#### [Fragmento del texto]
Sin mocos en el estatuto

Perdón por la imagen, pero viene a cuento. La sobrina de la señora viene apresurada a la cita de hoy, esta vez en La Barra. Por la tarde, a las siete y media, se reúnen más ciudadanos en la cafetería del Gallery. Dice que no quiere que le cierren la farmacia, que ha pedido un chute de Prevenal para el niño pequeño. Ya saben, o no, si no tienen niños en edad de merecerla, es la conocida como la vacuna de la guardería, que ahorrará muchos disgustos por catarros con fiebrones, urgencias en el materno, bronquitis, aerosoles...no es la panacea, pero no viene mal. Tiene el problema de costar casi 100 euros por dosis. Y, no, no lo cubre el SAS y claro, la señora se ha tomado al pie de la letra eso que ha dicho Chaves de que enseguida notaremos las mejoras en nuestra vida. La señora, en su papel de tía, ha investigado y ha sabido que Espe lo paga en Madrid, y no tiene estatuto nuevo ni nada. Son cosas que no se entienden. O sí. Dice la sobrina que ha leido a varios columnistas decir que bueno, que ha sido todo una gilipollez, y que ahora a trabajar en lo que interesa. Pero claro es que han sido dos años de gilipolleces de todos. Y cuando digo todos, dice la señora, es todos y lo siento si Morrisey me abandona. Creo que en esta calle no tenemos que explicar ya a nadie lo que opinamos de la panda que nos gobierna esta realidad nacional. Pero no quita para que los de enfrente, ahora, nos parezca que están haciendo un papelón. Se podrían centrar en el Prevenal, por ejemplo. Miles de familias afectadas. Pero no, ellos con el manifiesto de oligofrénicos de 1919. Que se lo agradecemos, porque así sabemos que Blas Infante era más o menos de la talla intelectual de Sabino Arana.

#### [Orden de trabajo A]
Indique si cada una de las siguientes afirmaciones concuerda con el texto sobre el Prevenal, respondiendo sí o no y citando literalmente las palabras del texto que lo deciden: (i) El Prevenal cuesta casi 100 euros por dosis. (ii) El SAS cubre el Prevenal. (iii) La reunión de la tarde se celebra en La Barra.
#### [Orden de trabajo B]
Prosiga el texto sobre el Prevenal a partir de su última oración, manteniendo su tono y su estilo.

#### [Material proporcionado]
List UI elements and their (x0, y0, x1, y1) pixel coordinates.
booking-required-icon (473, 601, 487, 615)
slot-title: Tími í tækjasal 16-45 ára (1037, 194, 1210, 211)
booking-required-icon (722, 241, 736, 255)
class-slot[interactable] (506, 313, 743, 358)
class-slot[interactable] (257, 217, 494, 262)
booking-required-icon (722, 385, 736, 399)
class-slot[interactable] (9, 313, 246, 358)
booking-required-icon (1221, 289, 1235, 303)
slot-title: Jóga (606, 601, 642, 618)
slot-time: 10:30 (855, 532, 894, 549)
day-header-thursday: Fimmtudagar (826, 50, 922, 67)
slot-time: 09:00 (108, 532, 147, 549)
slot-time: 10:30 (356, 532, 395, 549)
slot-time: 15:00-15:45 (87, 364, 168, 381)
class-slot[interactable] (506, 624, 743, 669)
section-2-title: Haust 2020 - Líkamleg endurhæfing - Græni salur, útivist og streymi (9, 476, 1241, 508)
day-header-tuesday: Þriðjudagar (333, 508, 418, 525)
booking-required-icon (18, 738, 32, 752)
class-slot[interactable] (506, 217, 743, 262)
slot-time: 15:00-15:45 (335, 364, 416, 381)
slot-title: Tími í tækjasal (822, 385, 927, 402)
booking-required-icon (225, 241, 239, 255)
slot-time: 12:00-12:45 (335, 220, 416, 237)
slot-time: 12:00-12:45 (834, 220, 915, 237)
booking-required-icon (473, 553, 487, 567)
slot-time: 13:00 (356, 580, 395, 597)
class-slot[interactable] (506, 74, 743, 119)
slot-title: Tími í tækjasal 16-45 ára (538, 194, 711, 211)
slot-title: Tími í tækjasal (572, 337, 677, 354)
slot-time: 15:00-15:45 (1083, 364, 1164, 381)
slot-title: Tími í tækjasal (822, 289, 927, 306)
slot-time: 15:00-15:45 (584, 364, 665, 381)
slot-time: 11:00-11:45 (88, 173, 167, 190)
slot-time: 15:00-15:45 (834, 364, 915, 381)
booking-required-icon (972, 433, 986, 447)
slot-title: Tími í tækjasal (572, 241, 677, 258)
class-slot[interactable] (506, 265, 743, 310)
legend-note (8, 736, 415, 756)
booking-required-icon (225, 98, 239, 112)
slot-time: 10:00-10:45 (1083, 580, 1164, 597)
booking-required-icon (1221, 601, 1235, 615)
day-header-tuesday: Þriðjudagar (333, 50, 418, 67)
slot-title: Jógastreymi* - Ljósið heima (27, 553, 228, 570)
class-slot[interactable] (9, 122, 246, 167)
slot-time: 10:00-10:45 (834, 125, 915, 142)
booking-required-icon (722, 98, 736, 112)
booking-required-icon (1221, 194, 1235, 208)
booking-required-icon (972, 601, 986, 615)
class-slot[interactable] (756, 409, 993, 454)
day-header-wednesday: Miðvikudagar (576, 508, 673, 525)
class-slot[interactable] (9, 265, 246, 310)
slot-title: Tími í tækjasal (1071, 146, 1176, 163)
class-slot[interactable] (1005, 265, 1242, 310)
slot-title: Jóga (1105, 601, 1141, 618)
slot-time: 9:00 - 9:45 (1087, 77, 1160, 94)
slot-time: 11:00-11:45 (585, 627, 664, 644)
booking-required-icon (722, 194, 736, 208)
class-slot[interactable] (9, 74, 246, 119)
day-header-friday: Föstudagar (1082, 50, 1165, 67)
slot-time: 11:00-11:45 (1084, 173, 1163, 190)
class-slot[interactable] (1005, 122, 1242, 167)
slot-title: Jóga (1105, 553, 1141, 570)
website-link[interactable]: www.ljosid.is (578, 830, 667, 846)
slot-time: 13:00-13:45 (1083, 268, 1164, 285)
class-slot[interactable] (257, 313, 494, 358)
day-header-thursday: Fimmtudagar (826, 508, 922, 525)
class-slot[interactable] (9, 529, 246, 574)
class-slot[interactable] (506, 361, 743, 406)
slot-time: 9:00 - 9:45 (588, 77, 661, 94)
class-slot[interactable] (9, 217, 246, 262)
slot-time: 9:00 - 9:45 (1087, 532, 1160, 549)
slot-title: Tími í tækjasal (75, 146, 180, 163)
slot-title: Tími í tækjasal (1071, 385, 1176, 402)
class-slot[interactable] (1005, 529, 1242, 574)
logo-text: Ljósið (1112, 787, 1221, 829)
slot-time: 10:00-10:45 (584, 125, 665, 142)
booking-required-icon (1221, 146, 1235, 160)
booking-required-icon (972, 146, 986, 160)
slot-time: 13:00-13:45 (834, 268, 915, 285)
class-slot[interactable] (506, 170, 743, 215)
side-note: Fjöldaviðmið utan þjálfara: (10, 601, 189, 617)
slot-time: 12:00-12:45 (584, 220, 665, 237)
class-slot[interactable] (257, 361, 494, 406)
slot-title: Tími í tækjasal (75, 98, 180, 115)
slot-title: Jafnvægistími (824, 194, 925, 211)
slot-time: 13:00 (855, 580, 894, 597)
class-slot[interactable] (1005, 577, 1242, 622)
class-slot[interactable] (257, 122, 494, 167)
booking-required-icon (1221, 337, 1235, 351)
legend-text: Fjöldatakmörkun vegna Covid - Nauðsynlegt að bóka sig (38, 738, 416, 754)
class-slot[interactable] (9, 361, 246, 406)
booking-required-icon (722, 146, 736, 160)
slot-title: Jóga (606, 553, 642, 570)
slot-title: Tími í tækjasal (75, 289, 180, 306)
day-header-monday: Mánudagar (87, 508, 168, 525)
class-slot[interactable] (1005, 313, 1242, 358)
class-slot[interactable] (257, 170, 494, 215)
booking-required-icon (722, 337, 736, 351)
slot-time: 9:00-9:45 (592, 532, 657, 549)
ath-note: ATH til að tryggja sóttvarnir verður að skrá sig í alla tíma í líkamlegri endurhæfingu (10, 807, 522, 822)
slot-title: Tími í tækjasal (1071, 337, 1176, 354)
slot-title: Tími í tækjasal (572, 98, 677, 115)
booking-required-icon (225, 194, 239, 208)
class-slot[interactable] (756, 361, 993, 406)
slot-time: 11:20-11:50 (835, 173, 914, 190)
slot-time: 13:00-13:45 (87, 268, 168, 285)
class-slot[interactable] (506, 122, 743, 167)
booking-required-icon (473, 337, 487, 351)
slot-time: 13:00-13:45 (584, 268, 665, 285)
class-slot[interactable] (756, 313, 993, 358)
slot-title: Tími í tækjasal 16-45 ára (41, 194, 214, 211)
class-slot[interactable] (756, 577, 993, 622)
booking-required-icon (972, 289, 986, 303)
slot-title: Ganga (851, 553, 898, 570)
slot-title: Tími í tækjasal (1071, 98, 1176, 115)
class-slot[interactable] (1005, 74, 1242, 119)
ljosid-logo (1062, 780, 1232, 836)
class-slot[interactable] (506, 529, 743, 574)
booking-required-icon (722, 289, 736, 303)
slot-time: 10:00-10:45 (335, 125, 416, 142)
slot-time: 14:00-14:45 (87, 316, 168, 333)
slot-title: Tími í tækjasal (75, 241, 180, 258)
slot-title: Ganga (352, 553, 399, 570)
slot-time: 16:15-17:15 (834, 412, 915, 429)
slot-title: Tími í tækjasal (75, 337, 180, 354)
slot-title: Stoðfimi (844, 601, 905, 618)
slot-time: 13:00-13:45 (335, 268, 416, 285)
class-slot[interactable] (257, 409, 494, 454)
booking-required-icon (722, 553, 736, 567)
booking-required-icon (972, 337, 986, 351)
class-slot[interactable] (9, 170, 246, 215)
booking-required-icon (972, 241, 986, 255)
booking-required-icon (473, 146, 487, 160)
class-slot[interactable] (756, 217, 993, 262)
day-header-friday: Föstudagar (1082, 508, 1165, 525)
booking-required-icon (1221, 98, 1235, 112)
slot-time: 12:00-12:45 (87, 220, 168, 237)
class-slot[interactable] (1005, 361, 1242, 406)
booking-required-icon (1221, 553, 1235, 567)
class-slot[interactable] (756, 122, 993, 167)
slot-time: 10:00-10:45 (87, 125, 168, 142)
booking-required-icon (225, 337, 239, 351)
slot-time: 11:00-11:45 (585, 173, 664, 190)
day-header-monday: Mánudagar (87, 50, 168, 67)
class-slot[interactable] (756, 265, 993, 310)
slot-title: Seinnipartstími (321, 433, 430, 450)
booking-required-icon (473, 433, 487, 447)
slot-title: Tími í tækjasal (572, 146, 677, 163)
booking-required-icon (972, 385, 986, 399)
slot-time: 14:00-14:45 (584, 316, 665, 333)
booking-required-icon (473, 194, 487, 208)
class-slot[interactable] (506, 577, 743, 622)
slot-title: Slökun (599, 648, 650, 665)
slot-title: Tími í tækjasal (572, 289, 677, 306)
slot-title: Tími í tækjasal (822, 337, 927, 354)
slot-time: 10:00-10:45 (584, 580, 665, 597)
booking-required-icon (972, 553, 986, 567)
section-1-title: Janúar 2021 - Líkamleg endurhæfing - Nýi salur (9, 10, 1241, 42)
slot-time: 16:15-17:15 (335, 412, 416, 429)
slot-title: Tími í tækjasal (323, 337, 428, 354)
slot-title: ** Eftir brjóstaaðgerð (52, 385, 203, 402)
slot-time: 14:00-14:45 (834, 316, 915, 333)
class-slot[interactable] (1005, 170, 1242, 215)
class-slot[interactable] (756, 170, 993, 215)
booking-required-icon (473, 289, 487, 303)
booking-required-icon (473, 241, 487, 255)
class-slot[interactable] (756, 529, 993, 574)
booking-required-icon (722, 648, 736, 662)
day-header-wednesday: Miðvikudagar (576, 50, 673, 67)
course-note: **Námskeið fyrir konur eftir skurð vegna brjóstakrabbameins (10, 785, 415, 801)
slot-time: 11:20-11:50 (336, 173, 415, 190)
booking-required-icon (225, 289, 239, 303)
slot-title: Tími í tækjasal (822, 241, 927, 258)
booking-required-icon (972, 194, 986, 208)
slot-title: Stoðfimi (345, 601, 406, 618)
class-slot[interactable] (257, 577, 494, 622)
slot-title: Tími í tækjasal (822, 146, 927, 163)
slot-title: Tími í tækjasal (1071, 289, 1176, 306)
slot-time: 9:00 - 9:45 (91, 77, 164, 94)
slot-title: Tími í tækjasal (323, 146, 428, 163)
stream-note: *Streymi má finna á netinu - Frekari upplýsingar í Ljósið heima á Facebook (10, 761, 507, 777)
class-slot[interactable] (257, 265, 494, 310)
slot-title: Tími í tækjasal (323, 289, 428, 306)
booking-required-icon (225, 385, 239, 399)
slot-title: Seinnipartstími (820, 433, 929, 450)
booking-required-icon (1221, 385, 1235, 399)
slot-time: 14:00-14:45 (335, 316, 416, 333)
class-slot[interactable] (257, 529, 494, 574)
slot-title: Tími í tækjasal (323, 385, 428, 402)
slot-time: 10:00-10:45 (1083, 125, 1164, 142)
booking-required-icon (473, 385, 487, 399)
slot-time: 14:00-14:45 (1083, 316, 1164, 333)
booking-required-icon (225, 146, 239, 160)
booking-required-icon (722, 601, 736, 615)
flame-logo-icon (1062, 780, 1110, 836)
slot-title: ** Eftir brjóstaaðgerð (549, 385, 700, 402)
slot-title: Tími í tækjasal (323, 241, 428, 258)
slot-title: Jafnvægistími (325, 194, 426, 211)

#### [Resultado de la tarea A]
(i) Sí: «Tiene el problema de costar casi 100 euros por dosis.»
(ii) No: «Y, no, no lo cubre el SAS»
(iii) No: «Por la tarde, a las siete y media, se reúnen más ciudadanos en la cafetería del Gallery.»

#### [Resultado de la tarea B]
Pues eso, dice la abogada, que se acaba de sentar, que no puede salir gratis estar dos años dedicados a gilipolleces, como la poli local, por ejemplo, que ayer unos pescadores sin licencia se chotearon de ellos en pleno paseo marítimo y venga a llegar coches patrulla, que sólo faltaba que hubieran llamado a algún buque de la armada. Y claro, cuando se trata de poner multas a las madres que se paran en la parada del 11 a por el niño mocoso en la guardería, eso sí que sale bien, eso sí que es fácil, no enfrentarse al botellón o a los farloperos que conducen. No, a las madres estresadas, que salen del trabajo, con la receta de la vacuna en el bolso, con la compra en el maletero. Tenemos de políticos a polis locales, que se dedican a ponerse las gafas de sol y a pavonearse con aires de grandes estadistas. Dan vergüenza.
PD: He sabido que soy una de las calles más caras de España, aunque estoy decepcionada porque me gana Recogidas, por ejemplo. Pero que sepa la gente que yo no me vendo. Por nada, ni por metros. Puedo acatar órdenes. Pero nunca las interiorizaré.

Ángel dijo
Que yo sepa hasta el año pasado la Espe no abonaba un duro por Prevenar. Te lo aseguro porque compré unas cuantas dosis.
Pero hoy estoy un poco triste por una metedura de pata de Albert que espero no nos cueste tan caro como la vacuna de marras.
Ya lo comentaré esta tarde. Tampoco es plan de ir dándole argumentos facilones al adversario. Ya lo decía Bilardo: al enemigo ni agua.